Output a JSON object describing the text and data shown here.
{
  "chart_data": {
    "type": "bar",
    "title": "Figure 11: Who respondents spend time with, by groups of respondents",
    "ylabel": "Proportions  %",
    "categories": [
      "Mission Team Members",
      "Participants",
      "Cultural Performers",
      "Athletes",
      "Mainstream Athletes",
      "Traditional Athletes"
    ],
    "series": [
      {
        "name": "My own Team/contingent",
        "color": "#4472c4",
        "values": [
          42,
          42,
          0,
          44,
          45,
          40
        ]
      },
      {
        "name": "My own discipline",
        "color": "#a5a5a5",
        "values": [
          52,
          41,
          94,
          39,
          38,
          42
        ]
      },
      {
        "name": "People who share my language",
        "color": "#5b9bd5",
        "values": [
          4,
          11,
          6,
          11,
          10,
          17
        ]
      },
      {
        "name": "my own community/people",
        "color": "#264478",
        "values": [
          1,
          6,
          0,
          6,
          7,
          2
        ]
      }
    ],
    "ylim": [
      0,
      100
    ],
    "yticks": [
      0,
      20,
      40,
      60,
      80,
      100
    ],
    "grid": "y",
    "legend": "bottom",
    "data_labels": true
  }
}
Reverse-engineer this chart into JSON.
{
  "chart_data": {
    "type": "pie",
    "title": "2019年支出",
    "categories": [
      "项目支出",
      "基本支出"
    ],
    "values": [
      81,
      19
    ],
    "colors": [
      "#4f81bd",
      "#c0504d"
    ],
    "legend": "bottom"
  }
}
----------------------------------------
### Written exercise
Copy exactly, word for word, the line with "Reverse-engineer this chart into JSON." through the final line of the listing.

### Written solution
Reverse-engineer this chart into JSON.
{
  "chart_data": {
    "type": "pie",
    "title": "2019年支出",
    "categories": [
      "项目支出",
      "基本支出"
    ],
    "values": [
      81,
      19
    ],
    "colors": [
      "#4f81bd",
      "#c0504d"
    ],
    "legend": "bottom"
  }
}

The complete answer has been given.